▶ _TASK STATEMENT_
Return every record below exactly as written, but leave out the pictures.

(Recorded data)
######

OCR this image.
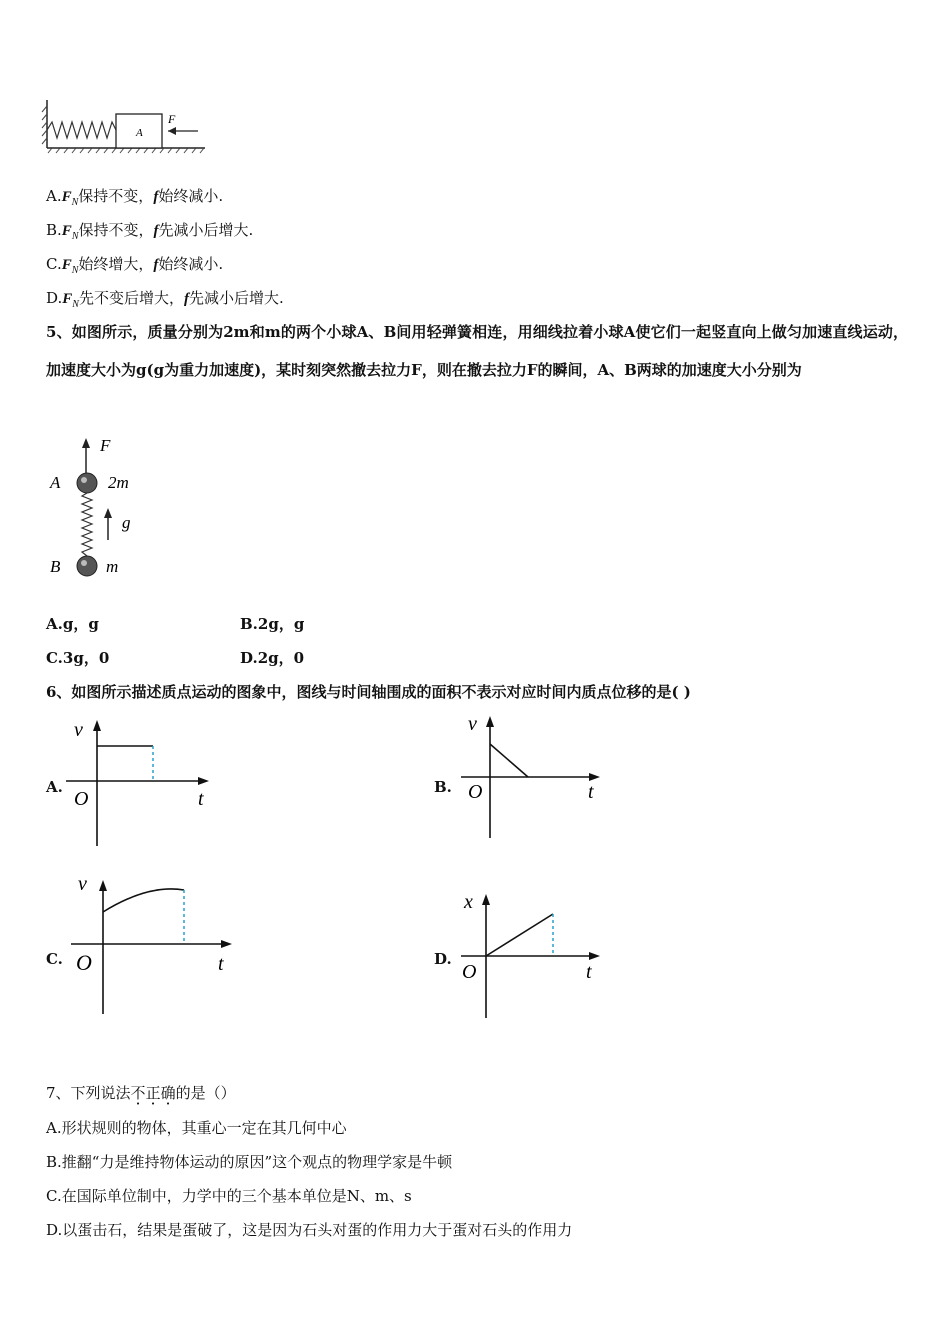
A
F
$A.F_N$保持不变，f始终减小.
$B.F_N$保持不变，f先减小后增大.
$C.F_N$始终增大，f始终减小.
$D.F_N$先不变后增大，f先减小后增大.
5、如图所示，质量分别为2m和m的两个小球A、B间用轻弹簧相连，用细线拉着小球A使它们一起竖直向上做匀加速直线运动，加速度大小为g(g为重力加速度)，某时刻突然撤去拉力F，则在撤去拉力F的瞬间，A、B两球的加速度大小分别为
F
A	2m
g
B	m
A.g，g	B.2g，g
C.3g，0	D.2g，0
6、如图所示描述质点运动的图象中，图线与时间轴围成的面积不表示对应时间内质点位移的是( )
A.
v
O	t
B.
v
O	t
C.
v
O	t	D.
x
O	t
7、下列说法不正确的是（）
A.形状规则的物体，其重心一定在其几何中心
B.推翻“力是维持物体运动的原因”这个观点的物理学家是牛顿
C.在国际单位制中，力学中的三个基本单位是N、m、s
D.以蛋击石，结果是蛋破了，这是因为石头对蛋的作用力大于蛋对石头的作用力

######

▶ _EXERCISE SOLUTION_
OCR this image.
A
F
$A.F_N$保持不变，f始终减小.
$B.F_N$保持不变，f先减小后增大.
$C.F_N$始终增大，f始终减小.
$D.F_N$先不变后增大，f先减小后增大.
5、如图所示，质量分别为2m和m的两个小球A、B间用轻弹簧相连，用细线拉着小球A使它们一起竖直向上做匀加速直线运动，加速度大小为g(g为重力加速度)，某时刻突然撤去拉力F，则在撤去拉力F的瞬间，A、B两球的加速度大小分别为
F
A	2m
g
B	m
A.g，g	B.2g，g
C.3g，0	D.2g，0
6、如图所示描述质点运动的图象中，图线与时间轴围成的面积不表示对应时间内质点位移的是( )
A.
v
O	t
B.
v
O	t
C.
v
O	t	D.
x
O	t
7、下列说法不正确的是（）
A.形状规则的物体，其重心一定在其几何中心
B.推翻“力是维持物体运动的原因”这个观点的物理学家是牛顿
C.在国际单位制中，力学中的三个基本单位是N、m、s
D.以蛋击石，结果是蛋破了，这是因为石头对蛋的作用力大于蛋对石头的作用力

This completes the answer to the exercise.